Bronco Mendenhall loves playing option teams. Just ask him. Ask him in 2012. Or 2013. Or 2016. Or 2017. The Virginia Cavaliers head coach loves playing option teams so much, he even breaks out the old VHS player to scout option attacks from the 1960s.
That passion turned into the crucial 6th win in Virginia’s 2017 season—a rain-soaked affair in Charlottesville that took a late dime from Kurt Benkert to Andre Levrone to seal UVA’s bowl eligibility.
The Hoos have to go on the road to historic Bobby Dodd Stadium in Atlanta this year for a pre-Thanksgiving showdown in the Coastal Division. Will Bronco’s passion net another win for Virginia?
2017 Season: 5-6 (4-4 ACC)
Normally going .500 in your conference is enough for a Power Five team to end up going bowling. But thanks to two tough out-of-conference tilts against SEC opponents—a double-overtime loss to Tennessee, and “Clean, Old-Fashioned Hate” against the eventual national runners-up Georgia—Georgia Tech could only snag one win out of conference. They did have a date with (national champions) UCF get hurricane’d out; unlike some other ACC schools, they didn’t scramble to find a patsy game to get their sixth win.
Players to watch:
TaQuon Marshall, QB: In typical Paul Johnson fashion, the same player led the team in passing and rushing. Marshall put up more than 2,000 total yards in 2017 and scored 27 total touchdowns. He’s back for one more go as the Jackets’ offensive catalyst.
KirVonte Benson, B-Back: In similarly typical Paul Johnson fashion, two players had more than 1,000 yards rushing—Marshall was one, Benson the other. From his B-back position behind Marshall, Benson averaged better than five yards a carry and scored six touchdowns.
Victor Alexander, LB: Tech’s leading tackler is back to anchor the defensive unit again. Alexander recorded a season-high 11 tackles against Virginia in 2017. The senior has played in every Georgia Tech game since he arrived on campus (36 straight).
Jaylon King, CB: It’s a good thing when your top recruit is at your thinnest position. King was a solid four-star coming out of La Vergne, Tennessee, and should see the field plenty in his first season with the Jackets.
Mascot grade: A+
Buzz is fine. Buzz is pretty classic—some foam on the head, a little more on the
butt sorry, stinger, and the rest just an engineer running around in tights and Chuck Taylors.
What elevates the entire mascot oeuvre in Atlanta to greatness, though, is two things: the car, and the song.
Reference to moonshine? Check. Drinking rum out of a bell? Check. Calling out your rival by name? Check, and #THWG.

-- Material provided --
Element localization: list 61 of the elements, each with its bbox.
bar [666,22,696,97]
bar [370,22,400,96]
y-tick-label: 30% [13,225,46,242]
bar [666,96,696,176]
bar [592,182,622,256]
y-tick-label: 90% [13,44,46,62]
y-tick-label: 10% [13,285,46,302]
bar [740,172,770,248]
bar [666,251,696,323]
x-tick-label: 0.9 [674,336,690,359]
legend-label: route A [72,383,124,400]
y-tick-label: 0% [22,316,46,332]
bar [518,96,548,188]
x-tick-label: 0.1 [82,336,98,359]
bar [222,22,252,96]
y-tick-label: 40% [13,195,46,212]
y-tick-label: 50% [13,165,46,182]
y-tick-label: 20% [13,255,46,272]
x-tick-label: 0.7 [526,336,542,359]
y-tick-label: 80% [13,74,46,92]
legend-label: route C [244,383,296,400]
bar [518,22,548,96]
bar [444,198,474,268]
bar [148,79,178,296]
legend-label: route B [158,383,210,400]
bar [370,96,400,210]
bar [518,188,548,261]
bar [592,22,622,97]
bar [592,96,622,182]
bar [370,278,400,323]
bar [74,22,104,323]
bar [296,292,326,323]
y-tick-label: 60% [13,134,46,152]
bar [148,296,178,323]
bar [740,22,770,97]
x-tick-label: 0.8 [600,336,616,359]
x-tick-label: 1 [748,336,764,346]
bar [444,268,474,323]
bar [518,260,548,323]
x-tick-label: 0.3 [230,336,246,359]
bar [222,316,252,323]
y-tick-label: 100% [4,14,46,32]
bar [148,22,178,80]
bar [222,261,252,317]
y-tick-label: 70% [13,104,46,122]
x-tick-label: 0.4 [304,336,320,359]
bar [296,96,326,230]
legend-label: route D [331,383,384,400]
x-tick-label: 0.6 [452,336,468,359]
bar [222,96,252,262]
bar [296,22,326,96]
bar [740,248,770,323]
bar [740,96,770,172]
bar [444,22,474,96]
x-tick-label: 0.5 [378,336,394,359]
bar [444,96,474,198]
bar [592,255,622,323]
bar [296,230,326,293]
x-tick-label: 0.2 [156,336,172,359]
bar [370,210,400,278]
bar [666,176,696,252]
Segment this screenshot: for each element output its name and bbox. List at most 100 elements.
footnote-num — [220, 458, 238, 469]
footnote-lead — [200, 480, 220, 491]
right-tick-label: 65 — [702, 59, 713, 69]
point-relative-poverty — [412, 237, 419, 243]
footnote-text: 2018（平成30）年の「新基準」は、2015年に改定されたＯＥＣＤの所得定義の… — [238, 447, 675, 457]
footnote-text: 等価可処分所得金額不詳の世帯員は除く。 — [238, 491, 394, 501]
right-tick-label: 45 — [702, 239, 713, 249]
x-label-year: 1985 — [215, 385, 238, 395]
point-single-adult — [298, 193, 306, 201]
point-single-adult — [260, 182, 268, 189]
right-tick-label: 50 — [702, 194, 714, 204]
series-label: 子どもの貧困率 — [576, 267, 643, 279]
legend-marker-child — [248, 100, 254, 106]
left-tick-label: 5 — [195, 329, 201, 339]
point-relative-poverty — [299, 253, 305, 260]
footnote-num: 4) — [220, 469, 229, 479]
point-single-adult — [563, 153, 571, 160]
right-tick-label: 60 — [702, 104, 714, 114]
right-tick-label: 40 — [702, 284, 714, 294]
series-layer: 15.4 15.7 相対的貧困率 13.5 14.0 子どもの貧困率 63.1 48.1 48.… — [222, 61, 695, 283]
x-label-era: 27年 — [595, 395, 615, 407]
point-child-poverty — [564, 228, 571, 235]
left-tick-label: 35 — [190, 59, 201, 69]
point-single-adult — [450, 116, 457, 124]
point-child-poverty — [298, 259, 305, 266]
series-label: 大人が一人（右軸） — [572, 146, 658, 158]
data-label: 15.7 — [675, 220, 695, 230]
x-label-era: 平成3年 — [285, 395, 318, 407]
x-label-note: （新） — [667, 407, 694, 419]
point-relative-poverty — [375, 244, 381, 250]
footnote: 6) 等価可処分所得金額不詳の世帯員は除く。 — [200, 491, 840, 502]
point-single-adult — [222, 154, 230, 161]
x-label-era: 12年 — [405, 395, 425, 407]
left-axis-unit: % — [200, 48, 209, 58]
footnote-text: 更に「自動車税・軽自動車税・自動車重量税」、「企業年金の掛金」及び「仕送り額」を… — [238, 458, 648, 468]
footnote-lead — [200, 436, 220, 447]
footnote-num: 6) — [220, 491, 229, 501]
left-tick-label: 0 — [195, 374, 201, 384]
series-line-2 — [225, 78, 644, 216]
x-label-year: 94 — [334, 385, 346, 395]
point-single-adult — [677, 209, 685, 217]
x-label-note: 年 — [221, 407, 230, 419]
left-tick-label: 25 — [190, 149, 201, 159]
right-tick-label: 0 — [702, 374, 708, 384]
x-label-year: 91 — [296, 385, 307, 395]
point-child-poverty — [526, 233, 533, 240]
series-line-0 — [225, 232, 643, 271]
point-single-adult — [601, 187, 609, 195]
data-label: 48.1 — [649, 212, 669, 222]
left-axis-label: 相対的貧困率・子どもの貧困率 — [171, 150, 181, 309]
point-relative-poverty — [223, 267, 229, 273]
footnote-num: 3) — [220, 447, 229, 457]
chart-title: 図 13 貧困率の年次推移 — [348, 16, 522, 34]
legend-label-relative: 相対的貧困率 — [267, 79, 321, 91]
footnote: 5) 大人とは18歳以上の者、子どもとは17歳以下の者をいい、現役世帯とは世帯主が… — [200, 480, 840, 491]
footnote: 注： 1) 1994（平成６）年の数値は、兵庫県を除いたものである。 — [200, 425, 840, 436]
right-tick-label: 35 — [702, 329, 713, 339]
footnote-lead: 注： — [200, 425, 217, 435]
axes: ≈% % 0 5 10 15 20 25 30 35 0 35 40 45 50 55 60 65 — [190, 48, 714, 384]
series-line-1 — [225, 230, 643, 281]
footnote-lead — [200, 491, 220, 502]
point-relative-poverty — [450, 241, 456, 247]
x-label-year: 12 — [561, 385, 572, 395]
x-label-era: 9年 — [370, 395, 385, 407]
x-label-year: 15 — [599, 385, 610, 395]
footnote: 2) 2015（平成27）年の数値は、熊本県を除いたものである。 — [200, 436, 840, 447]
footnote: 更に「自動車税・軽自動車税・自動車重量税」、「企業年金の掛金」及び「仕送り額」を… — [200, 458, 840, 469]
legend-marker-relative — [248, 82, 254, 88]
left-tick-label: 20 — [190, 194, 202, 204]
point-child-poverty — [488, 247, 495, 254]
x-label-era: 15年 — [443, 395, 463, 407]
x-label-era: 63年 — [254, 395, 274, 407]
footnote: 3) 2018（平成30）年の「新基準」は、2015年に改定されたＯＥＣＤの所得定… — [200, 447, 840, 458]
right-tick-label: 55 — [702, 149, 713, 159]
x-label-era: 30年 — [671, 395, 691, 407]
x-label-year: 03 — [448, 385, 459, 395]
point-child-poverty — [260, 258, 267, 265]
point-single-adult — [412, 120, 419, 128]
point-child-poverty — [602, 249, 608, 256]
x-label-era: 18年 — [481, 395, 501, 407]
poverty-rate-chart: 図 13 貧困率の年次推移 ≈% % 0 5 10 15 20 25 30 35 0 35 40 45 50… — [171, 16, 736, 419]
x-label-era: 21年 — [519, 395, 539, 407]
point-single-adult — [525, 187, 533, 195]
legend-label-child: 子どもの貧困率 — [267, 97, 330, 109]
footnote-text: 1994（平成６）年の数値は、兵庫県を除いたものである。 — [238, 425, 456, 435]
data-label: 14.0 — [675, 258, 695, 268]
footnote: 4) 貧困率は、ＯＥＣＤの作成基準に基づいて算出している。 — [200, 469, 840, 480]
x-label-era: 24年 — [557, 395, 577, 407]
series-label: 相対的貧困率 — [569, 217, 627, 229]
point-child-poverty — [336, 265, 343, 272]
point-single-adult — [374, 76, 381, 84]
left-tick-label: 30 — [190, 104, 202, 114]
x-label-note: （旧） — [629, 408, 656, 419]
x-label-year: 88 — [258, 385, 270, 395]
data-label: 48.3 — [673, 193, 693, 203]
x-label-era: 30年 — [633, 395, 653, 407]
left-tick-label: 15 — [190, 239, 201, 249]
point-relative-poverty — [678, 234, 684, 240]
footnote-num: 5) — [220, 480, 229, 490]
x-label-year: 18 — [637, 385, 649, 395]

-- Set of tasks --
**A)** According to the Georgia Tech football preview, in how many straight Georgia Tech games has Victor Alexander played?
**B)** In the Georgia Tech football preview, rewrite the passage starting at "Victor Alexander, LB: Tech’s" and ending at "and the song.", swapping "Chuck Taylors" for "high-top sneakers".

-- Answers for this exercise --
**A)** 36

**B)**
Victor Alexander, LB: Tech’s leading tackler is back to anchor the defensive unit again. Alexander recorded a season-high 11 tackles against Virginia in 2017. The senior has played in every Georgia Tech game since he arrived on campus (36 straight).
Jaylon King, CB: It’s a good thing when your top recruit is at your thinnest position. King was a solid four-star coming out of La Vergne, Tennessee, and should see the field plenty in his first season with the Jackets.
Mascot grade: A+
Buzz is fine. Buzz is pretty classic—some foam on the head, a little more on the
butt sorry, stinger, and the rest just an engineer running around in tights and high-top sneakers.
What elevates the entire mascot oeuvre in Atlanta to greatness, though, is two things: the car, and the song.